### To be done
Count every line that has the word "training". Give the number, without anything more.
[Given information start]
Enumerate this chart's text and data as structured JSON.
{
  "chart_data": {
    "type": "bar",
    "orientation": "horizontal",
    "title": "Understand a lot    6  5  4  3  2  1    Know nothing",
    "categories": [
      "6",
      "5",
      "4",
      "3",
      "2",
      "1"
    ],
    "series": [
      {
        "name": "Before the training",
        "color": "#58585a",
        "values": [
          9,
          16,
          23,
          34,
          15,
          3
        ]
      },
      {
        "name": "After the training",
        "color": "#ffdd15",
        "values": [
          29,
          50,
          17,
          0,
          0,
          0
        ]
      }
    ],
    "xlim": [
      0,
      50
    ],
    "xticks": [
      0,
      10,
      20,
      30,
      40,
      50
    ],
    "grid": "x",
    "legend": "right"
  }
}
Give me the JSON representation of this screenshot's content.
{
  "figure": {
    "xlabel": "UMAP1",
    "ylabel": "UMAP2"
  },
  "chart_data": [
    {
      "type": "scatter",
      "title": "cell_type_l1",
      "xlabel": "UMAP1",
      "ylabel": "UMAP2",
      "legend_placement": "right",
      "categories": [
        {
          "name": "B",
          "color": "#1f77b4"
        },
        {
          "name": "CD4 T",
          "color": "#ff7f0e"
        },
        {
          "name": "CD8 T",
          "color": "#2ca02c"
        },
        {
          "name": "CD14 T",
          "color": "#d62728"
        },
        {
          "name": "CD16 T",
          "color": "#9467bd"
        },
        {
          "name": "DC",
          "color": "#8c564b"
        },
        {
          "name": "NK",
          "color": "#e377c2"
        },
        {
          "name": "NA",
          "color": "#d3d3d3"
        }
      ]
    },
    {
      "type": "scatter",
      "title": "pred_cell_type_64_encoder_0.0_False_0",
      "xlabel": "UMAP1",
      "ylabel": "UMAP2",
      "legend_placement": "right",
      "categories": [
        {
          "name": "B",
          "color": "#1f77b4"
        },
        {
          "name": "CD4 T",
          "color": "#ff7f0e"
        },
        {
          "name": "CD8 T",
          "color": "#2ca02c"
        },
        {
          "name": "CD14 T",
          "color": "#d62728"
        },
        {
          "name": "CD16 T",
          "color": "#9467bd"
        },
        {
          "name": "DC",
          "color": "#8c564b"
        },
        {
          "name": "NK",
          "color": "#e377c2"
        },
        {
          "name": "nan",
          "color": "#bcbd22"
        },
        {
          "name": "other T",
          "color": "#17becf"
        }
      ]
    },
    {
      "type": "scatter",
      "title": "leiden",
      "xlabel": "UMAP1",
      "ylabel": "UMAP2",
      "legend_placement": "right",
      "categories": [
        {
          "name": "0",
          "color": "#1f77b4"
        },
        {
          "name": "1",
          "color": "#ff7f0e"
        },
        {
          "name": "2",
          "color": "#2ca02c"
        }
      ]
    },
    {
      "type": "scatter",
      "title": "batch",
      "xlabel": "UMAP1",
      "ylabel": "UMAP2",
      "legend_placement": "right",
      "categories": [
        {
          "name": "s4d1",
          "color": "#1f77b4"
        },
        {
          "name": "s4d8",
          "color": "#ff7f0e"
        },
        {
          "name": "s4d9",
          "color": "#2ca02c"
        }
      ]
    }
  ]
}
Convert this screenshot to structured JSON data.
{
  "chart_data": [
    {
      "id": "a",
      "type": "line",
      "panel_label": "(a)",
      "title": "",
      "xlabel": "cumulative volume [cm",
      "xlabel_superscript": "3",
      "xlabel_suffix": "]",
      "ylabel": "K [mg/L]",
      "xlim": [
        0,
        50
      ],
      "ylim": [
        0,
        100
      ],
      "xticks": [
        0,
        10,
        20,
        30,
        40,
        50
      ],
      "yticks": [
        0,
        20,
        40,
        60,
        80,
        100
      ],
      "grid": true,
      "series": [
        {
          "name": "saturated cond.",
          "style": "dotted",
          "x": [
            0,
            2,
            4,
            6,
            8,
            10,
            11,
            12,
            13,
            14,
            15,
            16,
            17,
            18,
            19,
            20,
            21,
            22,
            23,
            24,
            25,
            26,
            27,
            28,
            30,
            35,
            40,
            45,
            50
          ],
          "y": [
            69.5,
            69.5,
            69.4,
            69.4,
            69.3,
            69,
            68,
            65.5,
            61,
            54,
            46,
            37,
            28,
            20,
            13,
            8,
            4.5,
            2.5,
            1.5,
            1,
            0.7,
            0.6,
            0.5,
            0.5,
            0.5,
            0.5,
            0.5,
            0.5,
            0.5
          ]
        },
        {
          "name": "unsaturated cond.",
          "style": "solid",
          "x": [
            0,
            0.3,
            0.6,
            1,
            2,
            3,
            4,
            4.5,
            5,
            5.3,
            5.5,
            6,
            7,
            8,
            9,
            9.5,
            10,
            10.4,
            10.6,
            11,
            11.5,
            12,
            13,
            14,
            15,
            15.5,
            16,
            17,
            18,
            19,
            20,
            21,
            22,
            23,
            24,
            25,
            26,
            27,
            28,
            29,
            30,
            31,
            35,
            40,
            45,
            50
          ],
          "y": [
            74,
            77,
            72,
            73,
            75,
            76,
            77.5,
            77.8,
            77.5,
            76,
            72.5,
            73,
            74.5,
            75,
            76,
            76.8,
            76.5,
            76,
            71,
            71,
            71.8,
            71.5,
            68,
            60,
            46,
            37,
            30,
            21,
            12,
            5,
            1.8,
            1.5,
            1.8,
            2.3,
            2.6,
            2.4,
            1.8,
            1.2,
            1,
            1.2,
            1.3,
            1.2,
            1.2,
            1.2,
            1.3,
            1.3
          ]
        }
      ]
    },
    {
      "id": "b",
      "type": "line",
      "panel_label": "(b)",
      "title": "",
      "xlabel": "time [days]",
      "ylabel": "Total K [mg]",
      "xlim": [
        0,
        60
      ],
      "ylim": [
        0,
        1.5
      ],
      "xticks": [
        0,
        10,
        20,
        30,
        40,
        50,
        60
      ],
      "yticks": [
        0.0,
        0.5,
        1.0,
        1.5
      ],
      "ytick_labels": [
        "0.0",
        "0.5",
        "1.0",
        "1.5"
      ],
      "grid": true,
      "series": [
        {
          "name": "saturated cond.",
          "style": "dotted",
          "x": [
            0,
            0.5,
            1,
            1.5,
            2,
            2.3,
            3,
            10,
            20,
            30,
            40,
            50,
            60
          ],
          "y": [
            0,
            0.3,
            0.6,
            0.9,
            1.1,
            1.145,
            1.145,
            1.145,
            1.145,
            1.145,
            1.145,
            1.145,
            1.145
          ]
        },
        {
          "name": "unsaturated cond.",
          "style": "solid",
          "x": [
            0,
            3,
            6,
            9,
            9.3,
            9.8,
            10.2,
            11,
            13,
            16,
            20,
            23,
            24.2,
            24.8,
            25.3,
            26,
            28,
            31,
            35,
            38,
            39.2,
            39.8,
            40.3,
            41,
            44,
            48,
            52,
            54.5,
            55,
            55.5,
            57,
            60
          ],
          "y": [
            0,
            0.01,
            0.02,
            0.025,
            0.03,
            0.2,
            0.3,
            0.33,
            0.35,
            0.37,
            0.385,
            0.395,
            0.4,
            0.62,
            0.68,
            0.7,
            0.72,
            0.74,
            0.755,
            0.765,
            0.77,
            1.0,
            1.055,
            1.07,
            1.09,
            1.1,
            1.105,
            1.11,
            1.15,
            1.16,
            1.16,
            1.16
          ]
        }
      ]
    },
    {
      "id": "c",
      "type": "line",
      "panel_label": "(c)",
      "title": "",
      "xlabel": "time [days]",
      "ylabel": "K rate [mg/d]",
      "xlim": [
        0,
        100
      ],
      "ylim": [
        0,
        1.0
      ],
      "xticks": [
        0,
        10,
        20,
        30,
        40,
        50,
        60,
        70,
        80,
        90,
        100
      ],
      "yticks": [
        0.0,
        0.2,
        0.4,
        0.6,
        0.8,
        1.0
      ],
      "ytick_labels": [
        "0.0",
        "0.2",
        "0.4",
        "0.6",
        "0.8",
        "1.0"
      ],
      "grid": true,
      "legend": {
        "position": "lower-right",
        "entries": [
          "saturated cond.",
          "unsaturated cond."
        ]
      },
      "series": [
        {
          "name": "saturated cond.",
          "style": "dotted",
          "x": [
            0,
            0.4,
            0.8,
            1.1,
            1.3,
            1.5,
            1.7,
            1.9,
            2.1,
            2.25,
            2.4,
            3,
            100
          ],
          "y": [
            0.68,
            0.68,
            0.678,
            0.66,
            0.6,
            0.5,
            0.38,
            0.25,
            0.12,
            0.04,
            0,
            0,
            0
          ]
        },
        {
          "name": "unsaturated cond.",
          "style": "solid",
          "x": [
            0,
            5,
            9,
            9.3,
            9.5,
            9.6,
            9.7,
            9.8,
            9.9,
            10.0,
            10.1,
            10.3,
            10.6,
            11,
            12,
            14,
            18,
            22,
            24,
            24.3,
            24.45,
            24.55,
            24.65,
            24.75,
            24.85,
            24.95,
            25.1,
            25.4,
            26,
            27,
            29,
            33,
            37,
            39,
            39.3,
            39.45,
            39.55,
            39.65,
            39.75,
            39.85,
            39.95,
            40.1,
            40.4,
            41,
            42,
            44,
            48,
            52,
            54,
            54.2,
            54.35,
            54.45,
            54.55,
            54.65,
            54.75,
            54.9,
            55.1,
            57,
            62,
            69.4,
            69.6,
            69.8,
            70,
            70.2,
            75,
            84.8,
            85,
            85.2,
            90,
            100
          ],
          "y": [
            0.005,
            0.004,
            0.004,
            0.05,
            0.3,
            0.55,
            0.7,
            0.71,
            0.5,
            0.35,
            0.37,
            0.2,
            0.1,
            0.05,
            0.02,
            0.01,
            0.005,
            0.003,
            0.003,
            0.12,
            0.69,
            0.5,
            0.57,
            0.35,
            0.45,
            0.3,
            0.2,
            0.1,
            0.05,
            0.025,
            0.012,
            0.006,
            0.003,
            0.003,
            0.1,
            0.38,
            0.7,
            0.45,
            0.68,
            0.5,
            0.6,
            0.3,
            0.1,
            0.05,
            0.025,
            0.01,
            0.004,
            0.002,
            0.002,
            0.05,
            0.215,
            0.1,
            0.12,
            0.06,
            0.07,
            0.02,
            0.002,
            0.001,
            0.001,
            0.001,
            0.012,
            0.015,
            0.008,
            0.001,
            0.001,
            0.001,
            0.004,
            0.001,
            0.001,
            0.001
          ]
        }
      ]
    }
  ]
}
[Given information end]
### Task solution
2